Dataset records

-- Start --

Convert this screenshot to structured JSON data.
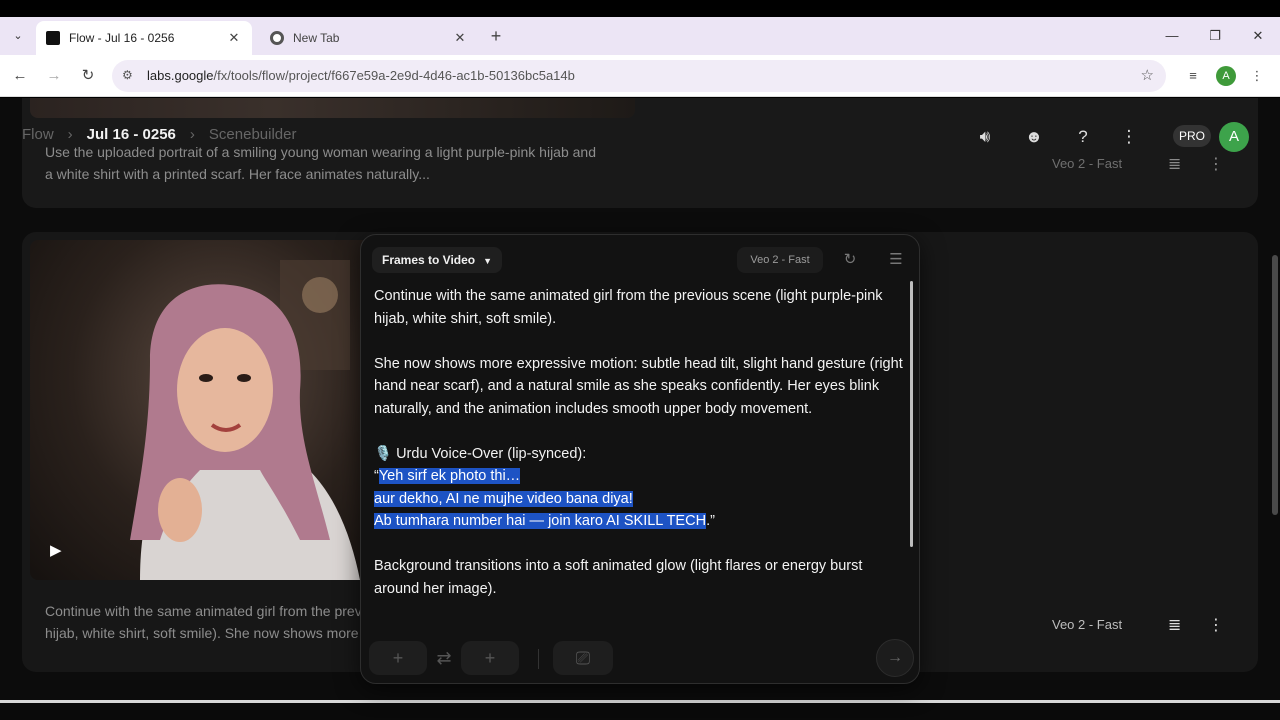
{
  "browser": {
    "tabs": [
      {
        "title": "Flow - Jul 16 - 0256",
        "active": true,
        "favicon": "flow-icon"
      },
      {
        "title": "New Tab",
        "active": false,
        "favicon": "chrome-icon"
      }
    ],
    "url_host": "labs.google",
    "url_path": "/fx/tools/flow/project/f667e59a-2e9d-4d46-ac1b-50136bc5a14b",
    "profile_initial": "A"
  },
  "header": {
    "breadcrumb": [
      "Flow",
      "Jul 16 - 0256",
      "Scenebuilder"
    ],
    "pro_label": "PRO",
    "avatar_initial": "A",
    "icons": [
      "volume-icon",
      "discord-icon",
      "help-icon",
      "more-vert-icon"
    ]
  },
  "cards": [
    {
      "prompt_preview": "Use the uploaded portrait of a smiling young woman wearing a light purple-pink hijab and a white shirt with a printed scarf. Her face animates naturally...",
      "model": "Veo 2 - Fast"
    },
    {
      "prompt_preview": "Continue with the same animated girl from the previous scene (light purple-pink hijab, white shirt, soft smile). She now shows more expressive motion...",
      "model": "Veo 2 - Fast"
    }
  ],
  "editor": {
    "mode": "Frames to Video",
    "model": "Veo 2 - Fast",
    "paragraph1": "Continue with the same animated girl from the previous scene (light purple-pink hijab, white shirt, soft smile).",
    "paragraph2": "She now shows more expressive motion: subtle head tilt, slight hand gesture (right hand near scarf), and a natural smile as she speaks confidently. Her eyes blink naturally, and the animation includes smooth upper body movement.",
    "voice_heading": "🎙️ Urdu Voice-Over (lip-synced):",
    "open_quote": "“",
    "voice_line1": "Yeh sirf ek photo thi…",
    "voice_line2": "aur dekho, AI ne mujhe video bana diya!",
    "voice_line3": "Ab tumhara number hai — join karo AI SKILL TECH",
    "close_quote": ".”",
    "paragraph4": "Background transitions into a soft animated glow (light flares or energy burst around her image).",
    "highlight_color": "#1d53c4"
  }
}
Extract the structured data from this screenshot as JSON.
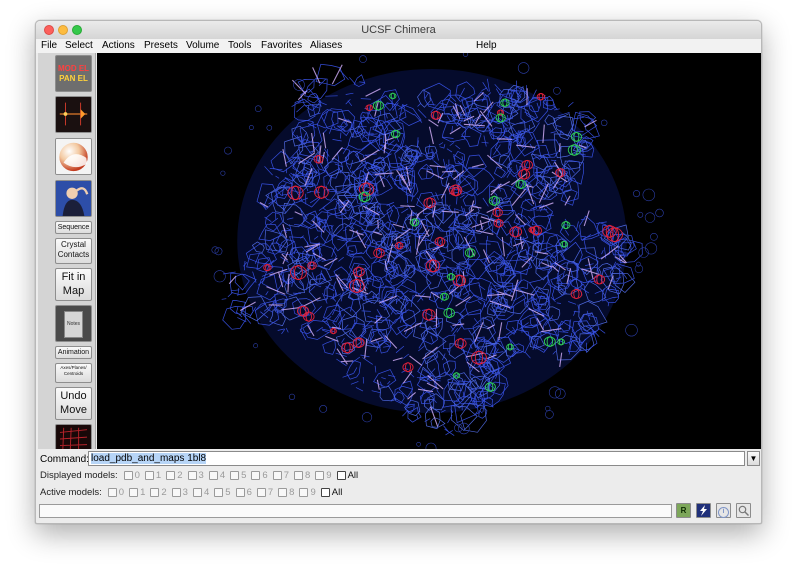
{
  "window": {
    "title": "UCSF Chimera"
  },
  "menubar": {
    "items": [
      {
        "label": "File"
      },
      {
        "label": "Select"
      },
      {
        "label": "Actions"
      },
      {
        "label": "Presets"
      },
      {
        "label": "Volume"
      },
      {
        "label": "Tools"
      },
      {
        "label": "Favorites"
      },
      {
        "label": "Aliases"
      },
      {
        "label": "Help"
      }
    ]
  },
  "toolbar": {
    "model_panel": {
      "line1": "MOD EL",
      "line2": "PAN EL"
    },
    "sequence": "Sequence",
    "crystal_contacts": {
      "line1": "Crystal",
      "line2": "Contacts"
    },
    "fit_in_map": {
      "line1": "Fit in",
      "line2": "Map"
    },
    "notes": "Notes",
    "animation": "Animation",
    "axes_planes": {
      "line1": "Axes/Planes/",
      "line2": "Centroids"
    },
    "undo_move": {
      "line1": "Undo",
      "line2": "Move"
    }
  },
  "command": {
    "label": "Command:",
    "value": "load_pdb_and_maps 1bl8",
    "dropdown_glyph": "▼"
  },
  "displayed_models": {
    "label": "Displayed models:",
    "numbers": [
      "0",
      "1",
      "2",
      "3",
      "4",
      "5",
      "6",
      "7",
      "8",
      "9"
    ],
    "all_label": "All"
  },
  "active_models": {
    "label": "Active models:",
    "numbers": [
      "0",
      "1",
      "2",
      "3",
      "4",
      "5",
      "6",
      "7",
      "8",
      "9"
    ],
    "all_label": "All"
  },
  "status_buttons": {
    "r_label": "R",
    "info_glyph": "i"
  },
  "colors": {
    "viewer_background": "#000000",
    "density_mesh": "#3f5cff",
    "oxygen": "#e0213a",
    "nitrogen": "#2fcf55",
    "bonds": "#d6b2ff"
  }
}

-- End --

AIM: In the records above, collect each line with "animation".

RESPONSE:
    "paragraph2": "She now shows more expressive motion: subtle head tilt, slight hand gesture (right hand near scarf), and a natural smile as she speaks confidently. Her eyes blink naturally, and the animation includes smooth upper body movement.",
    "animation": "Animation",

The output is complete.